Items from a dataset

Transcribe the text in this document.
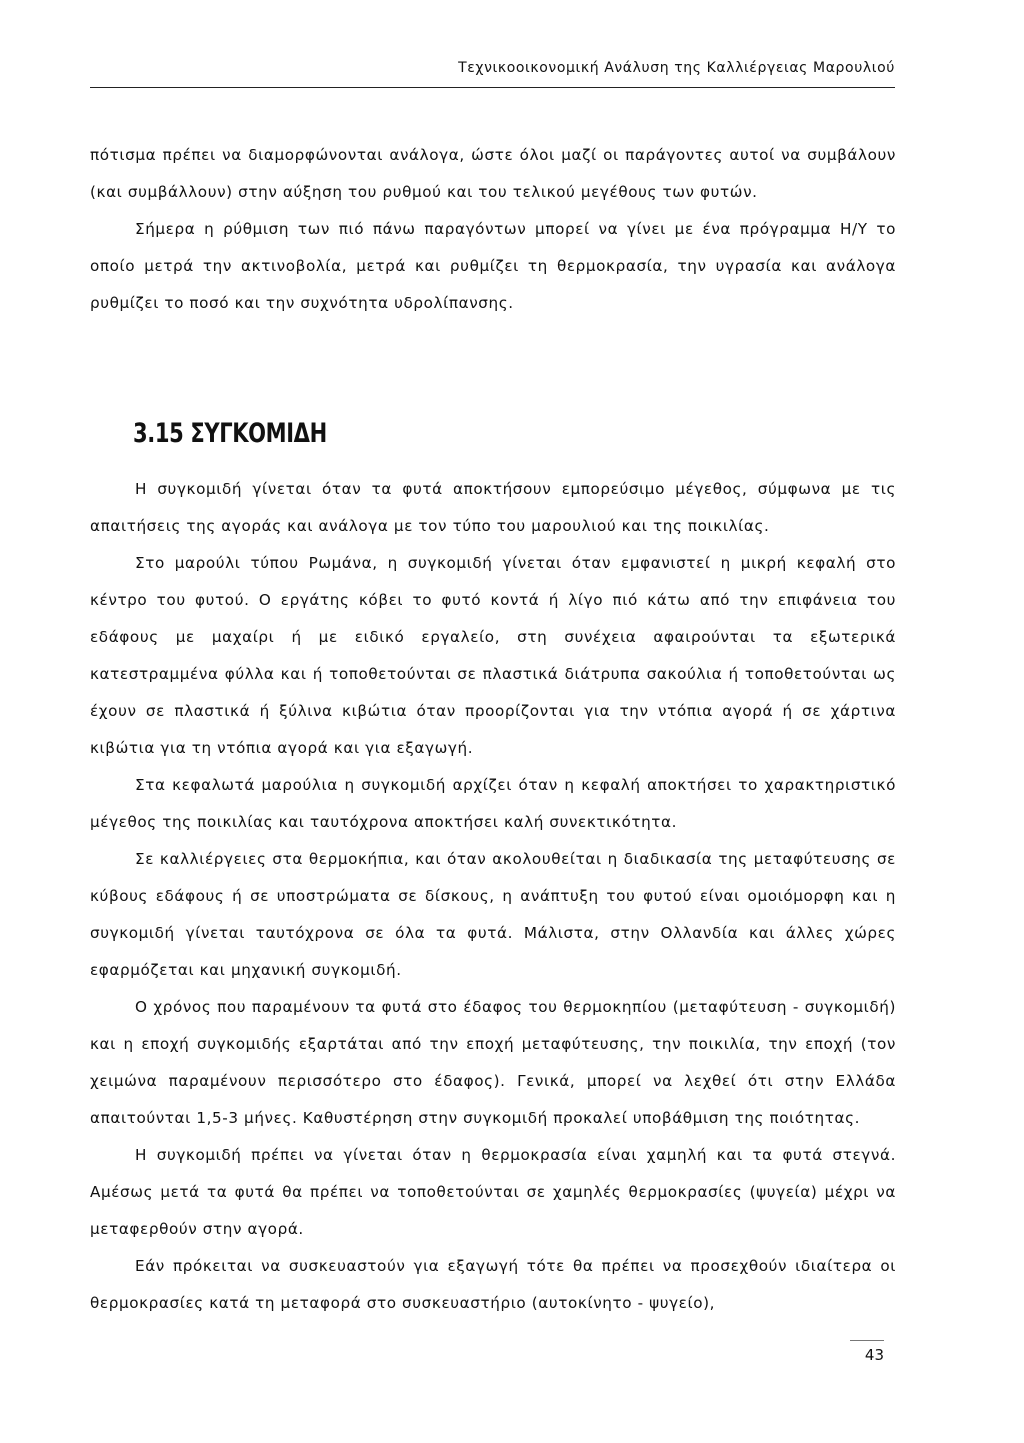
Τεχνικοοικονομική Ανάλυση της Καλλιέργειας Μαρουλιού

πότισμα πρέπει να διαμορφώνονται ανάλογα, ώστε όλοι μαζί οι παράγοντες αυτοί να συμβάλουν (και συμβάλλουν) στην αύξηση του ρυθμού και του τελικού μεγέθους των φυτών.

Σήμερα η ρύθμιση των πιό πάνω παραγόντων μπορεί να γίνει με ένα πρόγραμμα Η/Υ το οποίο μετρά την ακτινοβολία, μετρά και ρυθμίζει τη θερμοκρασία, την υγρασία και ανάλογα ρυθμίζει το ποσό και την συχνότητα υδρολίπανσης.

3.15 ΣΥΓΚΟΜΙΔΗ

Η συγκομιδή γίνεται όταν τα φυτά αποκτήσουν εμπορεύσιμο μέγεθος, σύμφωνα με τις απαιτήσεις της αγοράς και ανάλογα με τον τύπο του μαρουλιού και της ποικιλίας.

Στο μαρούλι τύπου Ρωμάνα, η συγκομιδή γίνεται όταν εμφανιστεί η μικρή κεφαλή στο κέντρο του φυτού. Ο εργάτης κόβει το φυτό κοντά ή λίγο πιό κάτω από την επιφάνεια του εδάφους με μαχαίρι ή με ειδικό εργαλείο, στη συνέχεια αφαιρούνται τα εξωτερικά κατεστραμμένα φύλλα και ή τοποθετούνται σε πλαστικά διάτρυπα σακούλια ή τοποθετούνται ως έχουν σε πλαστικά ή ξύλινα κιβώτια όταν προορίζονται για την ντόπια αγορά ή σε χάρτινα κιβώτια για τη ντόπια αγορά και για εξαγωγή.

Στα κεφαλωτά μαρούλια η συγκομιδή αρχίζει όταν η κεφαλή αποκτήσει το χαρακτηριστικό μέγεθος της ποικιλίας και ταυτόχρονα αποκτήσει καλή συνεκτικότητα.

Σε καλλιέργειες στα θερμοκήπια, και όταν ακολουθείται η διαδικασία της μεταφύτευσης σε κύβους εδάφους ή σε υποστρώματα σε δίσκους, η ανάπτυξη του φυτού είναι ομοιόμορφη και η συγκομιδή γίνεται ταυτόχρονα σε όλα τα φυτά. Μάλιστα, στην Ολλανδία και άλλες χώρες εφαρμόζεται και μηχανική συγκομιδή.

Ο χρόνος που παραμένουν τα φυτά στο έδαφος του θερμοκηπίου (μεταφύτευση - συγκομιδή) και η εποχή συγκομιδής εξαρτάται από την εποχή μεταφύτευσης, την ποικιλία, την εποχή (τον χειμώνα παραμένουν περισσότερο στο έδαφος). Γενικά, μπορεί να λεχθεί ότι στην Ελλάδα απαιτούνται 1,5-3 μήνες. Καθυστέρηση στην συγκομιδή προκαλεί υποβάθμιση της ποιότητας.

Η συγκομιδή πρέπει να γίνεται όταν η θερμοκρασία είναι χαμηλή και τα φυτά στεγνά. Αμέσως μετά τα φυτά θα πρέπει να τοποθετούνται σε χαμηλές θερμοκρασίες (ψυγεία) μέχρι να μεταφερθούν στην αγορά.

Εάν πρόκειται να συσκευαστούν για εξαγωγή τότε θα πρέπει να προσεχθούν ιδιαίτερα οι θερμοκρασίες κατά τη μεταφορά στο συσκευαστήριο (αυτοκίνητο - ψυγείο),

43
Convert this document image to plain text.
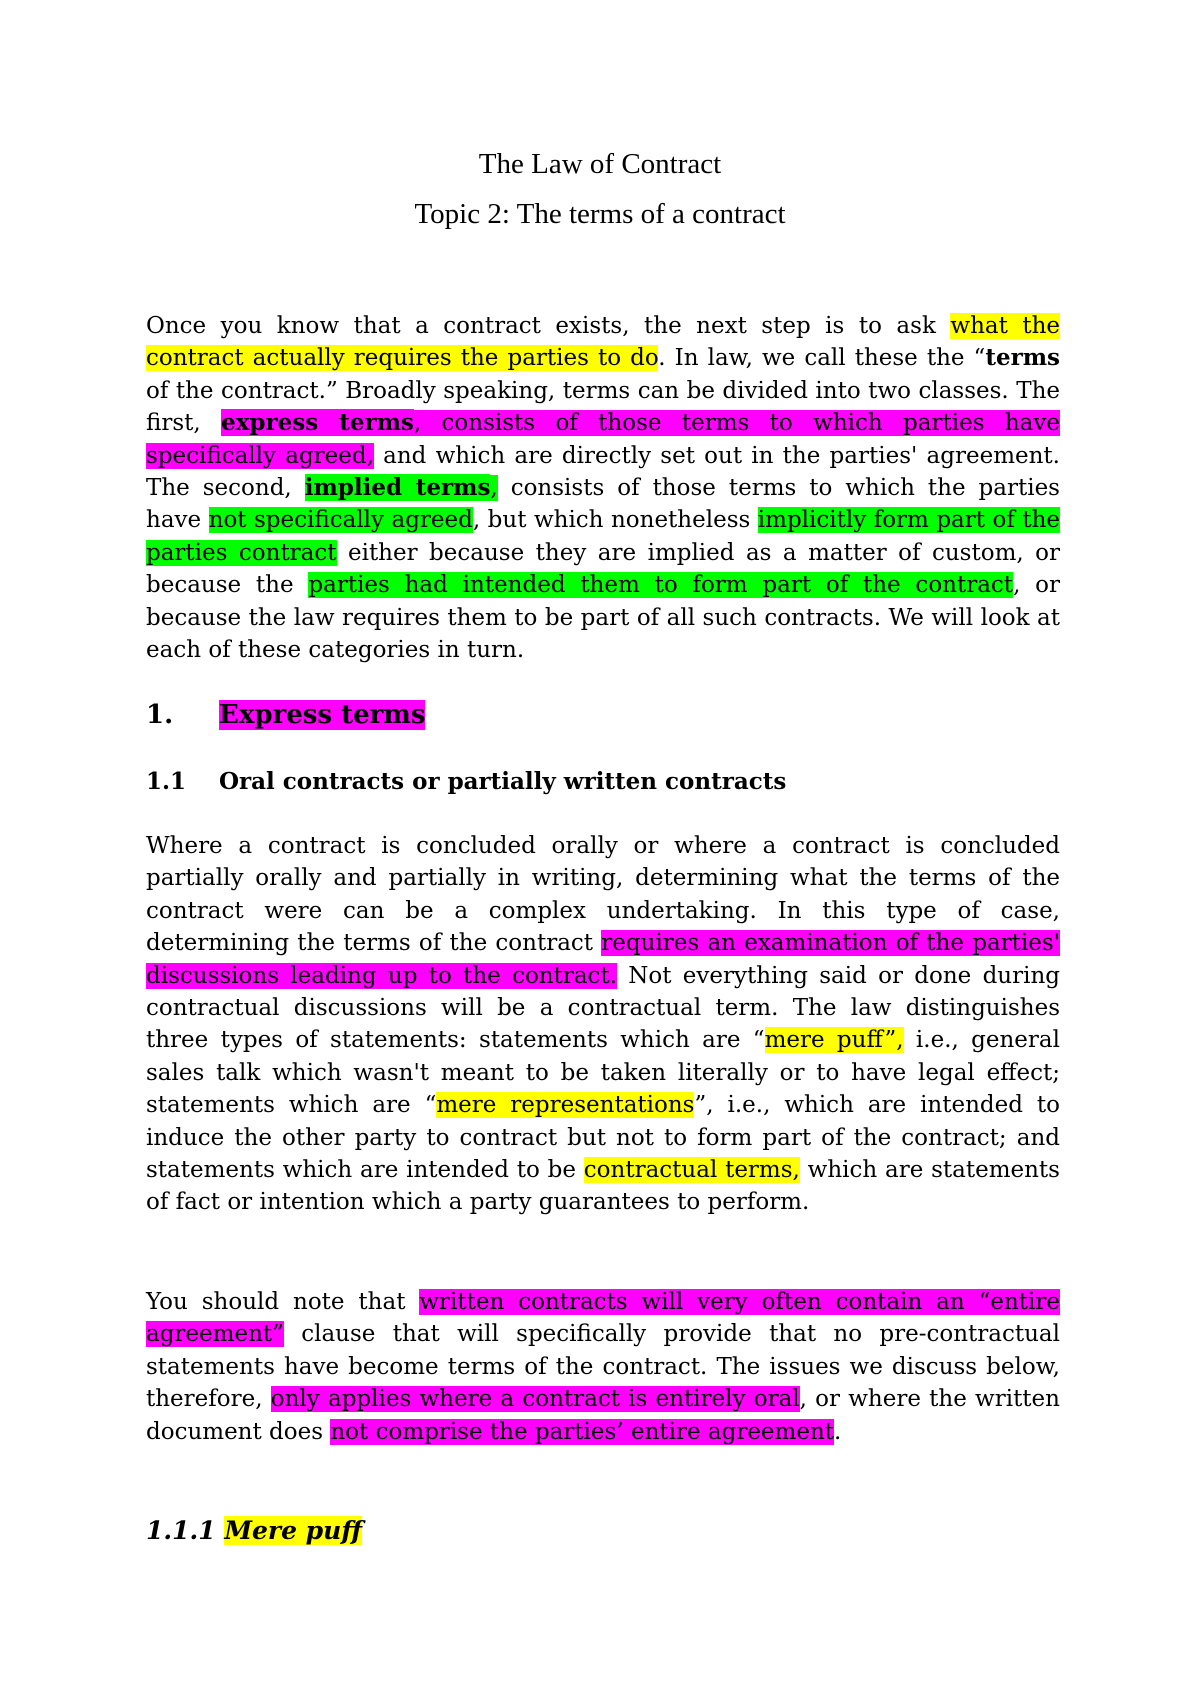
The Law of Contract
Topic 2: The terms of a contract
Once you know that a contract exists, the next step is to ask what the contract actually requires the parties to do. In law, we call these the “terms of the contract.” Broadly speaking, terms can be divided into two classes. The first, express terms, consists of those terms to which parties have specifically agreed, and which are directly set out in the parties' agreement. The second, implied terms, consists of those terms to which the parties have not specifically agreed, but which nonetheless implicitly form part of the parties contract either because they are implied as a matter of custom, or because the parties had intended them to form part of the contract, or because the law requires them to be part of all such contracts. We will look at each of these categories in turn.
1. Express terms
1.1 Oral contracts or partially written contracts
Where a contract is concluded orally or where a contract is concluded partially orally and partially in writing, determining what the terms of the contract were can be a complex undertaking. In this type of case, determining the terms of the contract requires an examination of the parties' discussions leading up to the contract. Not everything said or done during contractual discussions will be a contractual term. The law distinguishes three types of statements: statements which are “mere puff”, i.e., general sales talk which wasn't meant to be taken literally or to have legal effect; statements which are “mere representations”, i.e., which are intended to induce the other party to contract but not to form part of the contract; and statements which are intended to be contractual terms, which are statements of fact or intention which a party guarantees to perform.
You should note that written contracts will very often contain an “entire agreement” clause that will specifically provide that no pre-contractual statements have become terms of the contract. The issues we discuss below, therefore, only applies where a contract is entirely oral, or where the written document does not comprise the parties’ entire agreement.
1.1.1 Mere puff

> _Task to carry out_:
The records above need to be restated word for word, with the pictures left out.

> _Result of this task_:
Transcribe the text in this document.
Τεχνικοοικονομική Ανάλυση της Καλλιέργειας Μαρουλιού

πότισμα πρέπει να διαμορφώνονται ανάλογα, ώστε όλοι μαζί οι παράγοντες αυτοί να συμβάλουν (και συμβάλλουν) στην αύξηση του ρυθμού και του τελικού μεγέθους των φυτών.

Σήμερα η ρύθμιση των πιό πάνω παραγόντων μπορεί να γίνει με ένα πρόγραμμα Η/Υ το οποίο μετρά την ακτινοβολία, μετρά και ρυθμίζει τη θερμοκρασία, την υγρασία και ανάλογα ρυθμίζει το ποσό και την συχνότητα υδρολίπανσης.

3.15 ΣΥΓΚΟΜΙΔΗ

Η συγκομιδή γίνεται όταν τα φυτά αποκτήσουν εμπορεύσιμο μέγεθος, σύμφωνα με τις απαιτήσεις της αγοράς και ανάλογα με τον τύπο του μαρουλιού και της ποικιλίας.

Στο μαρούλι τύπου Ρωμάνα, η συγκομιδή γίνεται όταν εμφανιστεί η μικρή κεφαλή στο κέντρο του φυτού. Ο εργάτης κόβει το φυτό κοντά ή λίγο πιό κάτω από την επιφάνεια του εδάφους με μαχαίρι ή με ειδικό εργαλείο, στη συνέχεια αφαιρούνται τα εξωτερικά κατεστραμμένα φύλλα και ή τοποθετούνται σε πλαστικά διάτρυπα σακούλια ή τοποθετούνται ως έχουν σε πλαστικά ή ξύλινα κιβώτια όταν προορίζονται για την ντόπια αγορά ή σε χάρτινα κιβώτια για τη ντόπια αγορά και για εξαγωγή.

Στα κεφαλωτά μαρούλια η συγκομιδή αρχίζει όταν η κεφαλή αποκτήσει το χαρακτηριστικό μέγεθος της ποικιλίας και ταυτόχρονα αποκτήσει καλή συνεκτικότητα.

Σε καλλιέργειες στα θερμοκήπια, και όταν ακολουθείται η διαδικασία της μεταφύτευσης σε κύβους εδάφους ή σε υποστρώματα σε δίσκους, η ανάπτυξη του φυτού είναι ομοιόμορφη και η συγκομιδή γίνεται ταυτόχρονα σε όλα τα φυτά. Μάλιστα, στην Ολλανδία και άλλες χώρες εφαρμόζεται και μηχανική συγκομιδή.

Ο χρόνος που παραμένουν τα φυτά στο έδαφος του θερμοκηπίου (μεταφύτευση - συγκομιδή) και η εποχή συγκομιδής εξαρτάται από την εποχή μεταφύτευσης, την ποικιλία, την εποχή (τον χειμώνα παραμένουν περισσότερο στο έδαφος). Γενικά, μπορεί να λεχθεί ότι στην Ελλάδα απαιτούνται 1,5-3 μήνες. Καθυστέρηση στην συγκομιδή προκαλεί υποβάθμιση της ποιότητας.

Η συγκομιδή πρέπει να γίνεται όταν η θερμοκρασία είναι χαμηλή και τα φυτά στεγνά. Αμέσως μετά τα φυτά θα πρέπει να τοποθετούνται σε χαμηλές θερμοκρασίες (ψυγεία) μέχρι να μεταφερθούν στην αγορά.

Εάν πρόκειται να συσκευαστούν για εξαγωγή τότε θα πρέπει να προσεχθούν ιδιαίτερα οι θερμοκρασίες κατά τη μεταφορά στο συσκευαστήριο (αυτοκίνητο - ψυγείο),

43
Convert this document image to plain text.
The Law of Contract
Topic 2: The terms of a contract
Once you know that a contract exists, the next step is to ask what the contract actually requires the parties to do. In law, we call these the “terms of the contract.” Broadly speaking, terms can be divided into two classes. The first, express terms, consists of those terms to which parties have specifically agreed, and which are directly set out in the parties' agreement. The second, implied terms, consists of those terms to which the parties have not specifically agreed, but which nonetheless implicitly form part of the parties contract either because they are implied as a matter of custom, or because the parties had intended them to form part of the contract, or because the law requires them to be part of all such contracts. We will look at each of these categories in turn.
1. Express terms
1.1 Oral contracts or partially written contracts
Where a contract is concluded orally or where a contract is concluded partially orally and partially in writing, determining what the terms of the contract were can be a complex undertaking. In this type of case, determining the terms of the contract requires an examination of the parties' discussions leading up to the contract. Not everything said or done during contractual discussions will be a contractual term. The law distinguishes three types of statements: statements which are “mere puff”, i.e., general sales talk which wasn't meant to be taken literally or to have legal effect; statements which are “mere representations”, i.e., which are intended to induce the other party to contract but not to form part of the contract; and statements which are intended to be contractual terms, which are statements of fact or intention which a party guarantees to perform.
You should note that written contracts will very often contain an “entire agreement” clause that will specifically provide that no pre-contractual statements have become terms of the contract. The issues we discuss below, therefore, only applies where a contract is entirely oral, or where the written document does not comprise the parties’ entire agreement.
1.1.1 Mere puff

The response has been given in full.